__WHAT NEEDS TO BE DONE__. Your answer should be a single number: the count of lines that hold the word "PowerPoint".
━━━ EXERCISE DATA
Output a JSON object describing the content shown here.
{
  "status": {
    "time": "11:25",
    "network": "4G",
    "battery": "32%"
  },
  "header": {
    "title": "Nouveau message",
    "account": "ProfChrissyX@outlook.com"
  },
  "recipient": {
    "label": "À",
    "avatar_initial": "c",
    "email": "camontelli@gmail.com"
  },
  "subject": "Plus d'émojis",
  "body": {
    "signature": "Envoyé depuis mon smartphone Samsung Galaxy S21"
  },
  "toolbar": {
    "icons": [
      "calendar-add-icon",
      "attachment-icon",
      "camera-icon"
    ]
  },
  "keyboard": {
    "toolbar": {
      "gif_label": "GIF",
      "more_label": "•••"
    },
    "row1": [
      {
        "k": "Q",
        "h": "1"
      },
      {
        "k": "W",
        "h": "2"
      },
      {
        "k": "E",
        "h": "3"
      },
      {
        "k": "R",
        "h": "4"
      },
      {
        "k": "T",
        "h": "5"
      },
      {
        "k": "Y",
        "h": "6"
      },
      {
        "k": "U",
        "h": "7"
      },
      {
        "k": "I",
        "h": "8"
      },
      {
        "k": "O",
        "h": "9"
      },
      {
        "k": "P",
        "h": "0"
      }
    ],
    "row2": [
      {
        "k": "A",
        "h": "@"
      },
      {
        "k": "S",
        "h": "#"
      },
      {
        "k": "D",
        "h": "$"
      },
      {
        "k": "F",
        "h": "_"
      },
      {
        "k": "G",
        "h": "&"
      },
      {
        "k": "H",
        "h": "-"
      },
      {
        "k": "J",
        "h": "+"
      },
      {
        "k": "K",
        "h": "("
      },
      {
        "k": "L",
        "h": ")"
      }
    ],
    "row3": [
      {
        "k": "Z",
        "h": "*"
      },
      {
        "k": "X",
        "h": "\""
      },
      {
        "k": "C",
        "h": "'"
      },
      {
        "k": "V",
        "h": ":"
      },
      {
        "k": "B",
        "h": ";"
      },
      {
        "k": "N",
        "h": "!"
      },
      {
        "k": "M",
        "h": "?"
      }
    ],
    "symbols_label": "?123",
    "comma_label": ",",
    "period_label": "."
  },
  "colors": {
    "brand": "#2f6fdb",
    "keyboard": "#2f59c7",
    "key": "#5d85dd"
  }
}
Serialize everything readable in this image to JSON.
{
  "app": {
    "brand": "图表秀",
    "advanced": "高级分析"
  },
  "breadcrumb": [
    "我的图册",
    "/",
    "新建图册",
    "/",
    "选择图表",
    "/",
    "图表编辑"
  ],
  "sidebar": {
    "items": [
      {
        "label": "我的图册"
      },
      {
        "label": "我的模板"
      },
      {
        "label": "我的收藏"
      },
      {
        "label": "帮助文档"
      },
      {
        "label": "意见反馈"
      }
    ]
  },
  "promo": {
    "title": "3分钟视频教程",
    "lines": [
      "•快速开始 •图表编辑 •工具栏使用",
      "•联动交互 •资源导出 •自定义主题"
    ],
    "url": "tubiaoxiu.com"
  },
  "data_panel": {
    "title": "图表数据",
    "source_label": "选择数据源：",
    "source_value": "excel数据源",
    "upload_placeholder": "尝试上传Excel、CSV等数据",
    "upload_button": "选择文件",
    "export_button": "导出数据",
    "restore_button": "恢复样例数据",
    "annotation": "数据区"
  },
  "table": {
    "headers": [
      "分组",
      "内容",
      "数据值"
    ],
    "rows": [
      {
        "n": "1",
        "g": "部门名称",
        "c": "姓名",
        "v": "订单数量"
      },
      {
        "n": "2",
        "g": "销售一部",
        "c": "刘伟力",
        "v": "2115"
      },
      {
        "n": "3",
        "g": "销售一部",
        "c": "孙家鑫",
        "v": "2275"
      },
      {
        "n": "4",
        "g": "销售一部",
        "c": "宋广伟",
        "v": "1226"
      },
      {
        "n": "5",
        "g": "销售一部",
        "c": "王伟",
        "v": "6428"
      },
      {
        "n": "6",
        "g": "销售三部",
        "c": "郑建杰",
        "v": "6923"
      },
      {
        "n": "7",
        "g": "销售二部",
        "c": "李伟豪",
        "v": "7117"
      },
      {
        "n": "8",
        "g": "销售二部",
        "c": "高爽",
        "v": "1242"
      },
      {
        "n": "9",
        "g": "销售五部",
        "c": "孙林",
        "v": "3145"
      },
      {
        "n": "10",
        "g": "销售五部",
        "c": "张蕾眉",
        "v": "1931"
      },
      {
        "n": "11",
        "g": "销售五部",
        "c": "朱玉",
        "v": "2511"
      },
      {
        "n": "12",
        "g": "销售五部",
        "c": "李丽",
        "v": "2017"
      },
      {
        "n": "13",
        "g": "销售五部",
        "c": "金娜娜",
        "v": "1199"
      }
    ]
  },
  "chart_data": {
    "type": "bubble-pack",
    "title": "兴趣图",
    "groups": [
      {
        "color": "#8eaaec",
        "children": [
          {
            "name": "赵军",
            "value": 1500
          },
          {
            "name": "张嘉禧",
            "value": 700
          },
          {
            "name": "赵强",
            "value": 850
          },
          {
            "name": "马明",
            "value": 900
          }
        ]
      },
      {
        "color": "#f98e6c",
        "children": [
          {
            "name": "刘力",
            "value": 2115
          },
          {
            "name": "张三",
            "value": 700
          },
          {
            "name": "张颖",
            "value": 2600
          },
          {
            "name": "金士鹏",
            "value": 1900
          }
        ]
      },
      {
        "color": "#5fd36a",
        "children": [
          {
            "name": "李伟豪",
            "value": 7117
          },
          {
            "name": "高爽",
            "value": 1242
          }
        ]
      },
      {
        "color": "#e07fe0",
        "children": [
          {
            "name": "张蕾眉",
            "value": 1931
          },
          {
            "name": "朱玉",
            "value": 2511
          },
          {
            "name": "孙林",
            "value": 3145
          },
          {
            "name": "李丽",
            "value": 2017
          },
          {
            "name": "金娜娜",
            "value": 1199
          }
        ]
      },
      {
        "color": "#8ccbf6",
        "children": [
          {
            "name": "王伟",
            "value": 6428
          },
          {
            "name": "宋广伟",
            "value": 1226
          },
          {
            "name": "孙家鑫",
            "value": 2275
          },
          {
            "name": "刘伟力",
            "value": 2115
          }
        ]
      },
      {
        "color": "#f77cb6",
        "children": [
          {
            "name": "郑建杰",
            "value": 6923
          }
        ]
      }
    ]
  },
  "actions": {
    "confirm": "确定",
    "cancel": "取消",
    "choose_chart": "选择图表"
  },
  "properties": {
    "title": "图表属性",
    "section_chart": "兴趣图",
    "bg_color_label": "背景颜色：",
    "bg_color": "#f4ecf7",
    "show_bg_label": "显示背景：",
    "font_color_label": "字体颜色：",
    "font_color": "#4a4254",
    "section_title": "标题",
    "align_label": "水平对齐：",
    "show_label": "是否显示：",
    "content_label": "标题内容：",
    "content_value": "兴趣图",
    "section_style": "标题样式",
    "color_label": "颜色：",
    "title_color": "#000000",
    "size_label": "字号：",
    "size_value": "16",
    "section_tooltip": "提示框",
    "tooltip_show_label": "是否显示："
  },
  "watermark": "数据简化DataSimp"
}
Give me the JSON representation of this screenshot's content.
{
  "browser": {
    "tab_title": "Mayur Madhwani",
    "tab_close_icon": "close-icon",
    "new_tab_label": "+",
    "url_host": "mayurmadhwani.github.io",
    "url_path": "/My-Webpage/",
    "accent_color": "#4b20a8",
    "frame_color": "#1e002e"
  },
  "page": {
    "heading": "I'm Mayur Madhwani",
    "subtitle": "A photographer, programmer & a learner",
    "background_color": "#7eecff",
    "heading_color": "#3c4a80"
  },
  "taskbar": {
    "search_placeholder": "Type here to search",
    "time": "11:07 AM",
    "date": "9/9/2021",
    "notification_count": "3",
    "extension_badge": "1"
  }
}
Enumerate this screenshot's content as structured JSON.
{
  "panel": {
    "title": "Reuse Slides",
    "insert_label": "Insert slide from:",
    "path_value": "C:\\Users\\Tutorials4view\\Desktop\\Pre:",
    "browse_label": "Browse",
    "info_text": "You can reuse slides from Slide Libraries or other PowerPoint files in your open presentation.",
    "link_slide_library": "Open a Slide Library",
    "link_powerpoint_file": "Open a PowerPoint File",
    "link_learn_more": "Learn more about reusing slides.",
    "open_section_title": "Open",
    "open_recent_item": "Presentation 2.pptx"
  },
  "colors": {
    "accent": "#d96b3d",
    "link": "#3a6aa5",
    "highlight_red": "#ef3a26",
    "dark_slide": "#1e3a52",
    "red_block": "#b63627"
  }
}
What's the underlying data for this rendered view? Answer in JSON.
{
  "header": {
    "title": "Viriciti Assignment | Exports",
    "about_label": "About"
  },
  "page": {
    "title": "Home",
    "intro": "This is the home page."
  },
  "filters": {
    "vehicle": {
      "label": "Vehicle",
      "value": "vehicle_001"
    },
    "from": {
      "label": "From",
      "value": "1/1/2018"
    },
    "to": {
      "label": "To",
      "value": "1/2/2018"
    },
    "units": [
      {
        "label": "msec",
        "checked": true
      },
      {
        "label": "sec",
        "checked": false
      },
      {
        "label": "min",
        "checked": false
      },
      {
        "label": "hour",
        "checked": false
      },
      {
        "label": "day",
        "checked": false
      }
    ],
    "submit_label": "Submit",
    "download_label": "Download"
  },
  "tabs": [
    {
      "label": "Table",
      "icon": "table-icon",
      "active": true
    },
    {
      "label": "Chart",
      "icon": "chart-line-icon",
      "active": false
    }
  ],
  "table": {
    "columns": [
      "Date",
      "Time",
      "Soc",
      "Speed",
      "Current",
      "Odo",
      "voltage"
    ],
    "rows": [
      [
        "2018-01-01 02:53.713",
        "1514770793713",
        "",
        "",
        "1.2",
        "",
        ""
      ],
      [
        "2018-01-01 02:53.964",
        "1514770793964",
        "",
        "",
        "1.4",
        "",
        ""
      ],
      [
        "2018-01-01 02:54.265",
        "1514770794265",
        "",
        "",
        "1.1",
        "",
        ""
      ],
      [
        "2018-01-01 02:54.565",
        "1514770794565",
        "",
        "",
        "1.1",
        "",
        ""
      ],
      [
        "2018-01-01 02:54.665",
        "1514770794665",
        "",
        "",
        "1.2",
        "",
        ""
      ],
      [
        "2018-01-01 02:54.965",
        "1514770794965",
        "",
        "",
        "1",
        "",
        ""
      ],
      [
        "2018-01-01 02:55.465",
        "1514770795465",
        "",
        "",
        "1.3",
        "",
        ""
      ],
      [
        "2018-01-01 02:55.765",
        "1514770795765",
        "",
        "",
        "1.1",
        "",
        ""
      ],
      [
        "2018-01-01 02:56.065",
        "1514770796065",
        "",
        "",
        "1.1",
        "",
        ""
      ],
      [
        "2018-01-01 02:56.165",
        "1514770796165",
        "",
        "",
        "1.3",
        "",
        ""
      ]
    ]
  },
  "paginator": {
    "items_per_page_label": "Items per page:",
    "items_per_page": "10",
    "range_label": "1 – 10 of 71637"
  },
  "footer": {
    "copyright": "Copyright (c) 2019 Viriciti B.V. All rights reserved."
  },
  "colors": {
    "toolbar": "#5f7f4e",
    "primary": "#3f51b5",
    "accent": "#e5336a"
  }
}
━━━━━━
__TASK RESPONSE__. 2